### Task
Please work out how many lines in the records below include the word "handel", and reply with that number only.

### Data for analysis

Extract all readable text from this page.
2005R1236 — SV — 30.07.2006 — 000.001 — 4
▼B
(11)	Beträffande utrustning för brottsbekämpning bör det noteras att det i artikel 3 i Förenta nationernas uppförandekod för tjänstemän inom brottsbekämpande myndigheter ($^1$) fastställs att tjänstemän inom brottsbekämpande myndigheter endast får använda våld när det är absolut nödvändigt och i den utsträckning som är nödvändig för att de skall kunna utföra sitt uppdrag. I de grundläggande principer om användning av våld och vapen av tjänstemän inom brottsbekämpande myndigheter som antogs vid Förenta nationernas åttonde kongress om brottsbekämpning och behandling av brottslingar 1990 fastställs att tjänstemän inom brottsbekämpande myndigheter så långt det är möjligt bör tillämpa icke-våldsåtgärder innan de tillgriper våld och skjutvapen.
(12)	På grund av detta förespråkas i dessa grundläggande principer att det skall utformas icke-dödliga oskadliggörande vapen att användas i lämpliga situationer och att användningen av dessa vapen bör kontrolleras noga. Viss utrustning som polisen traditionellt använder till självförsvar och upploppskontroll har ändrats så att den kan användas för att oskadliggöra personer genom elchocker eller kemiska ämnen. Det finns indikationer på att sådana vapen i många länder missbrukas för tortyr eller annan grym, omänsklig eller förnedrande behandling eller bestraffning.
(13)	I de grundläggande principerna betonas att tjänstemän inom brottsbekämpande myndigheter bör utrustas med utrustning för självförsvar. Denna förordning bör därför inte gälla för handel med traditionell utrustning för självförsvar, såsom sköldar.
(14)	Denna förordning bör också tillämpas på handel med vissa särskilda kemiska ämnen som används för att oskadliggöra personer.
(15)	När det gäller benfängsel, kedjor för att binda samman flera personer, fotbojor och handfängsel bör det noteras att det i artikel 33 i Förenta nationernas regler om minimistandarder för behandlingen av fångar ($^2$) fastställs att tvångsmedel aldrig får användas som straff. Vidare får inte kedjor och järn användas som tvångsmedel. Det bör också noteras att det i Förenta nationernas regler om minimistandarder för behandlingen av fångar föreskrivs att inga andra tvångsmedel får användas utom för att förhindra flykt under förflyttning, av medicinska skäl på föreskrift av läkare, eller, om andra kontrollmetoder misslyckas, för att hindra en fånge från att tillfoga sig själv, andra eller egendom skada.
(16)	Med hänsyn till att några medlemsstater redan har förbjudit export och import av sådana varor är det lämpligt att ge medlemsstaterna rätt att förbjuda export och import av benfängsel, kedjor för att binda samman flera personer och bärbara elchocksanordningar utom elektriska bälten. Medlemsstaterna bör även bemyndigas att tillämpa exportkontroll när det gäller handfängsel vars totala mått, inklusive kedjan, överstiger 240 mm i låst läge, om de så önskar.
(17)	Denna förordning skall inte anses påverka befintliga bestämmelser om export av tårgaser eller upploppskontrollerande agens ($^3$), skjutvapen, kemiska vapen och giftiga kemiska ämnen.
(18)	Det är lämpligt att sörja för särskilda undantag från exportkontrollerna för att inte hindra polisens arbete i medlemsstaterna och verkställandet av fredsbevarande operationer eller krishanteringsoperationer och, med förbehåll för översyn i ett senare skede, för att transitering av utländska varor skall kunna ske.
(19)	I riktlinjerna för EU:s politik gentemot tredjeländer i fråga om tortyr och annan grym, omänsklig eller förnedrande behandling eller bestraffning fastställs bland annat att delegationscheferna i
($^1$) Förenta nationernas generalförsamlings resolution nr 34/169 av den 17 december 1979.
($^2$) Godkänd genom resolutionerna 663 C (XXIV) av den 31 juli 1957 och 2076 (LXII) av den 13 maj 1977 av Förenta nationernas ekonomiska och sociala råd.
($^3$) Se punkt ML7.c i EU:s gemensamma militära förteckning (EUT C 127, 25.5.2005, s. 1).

### Completed exercise
2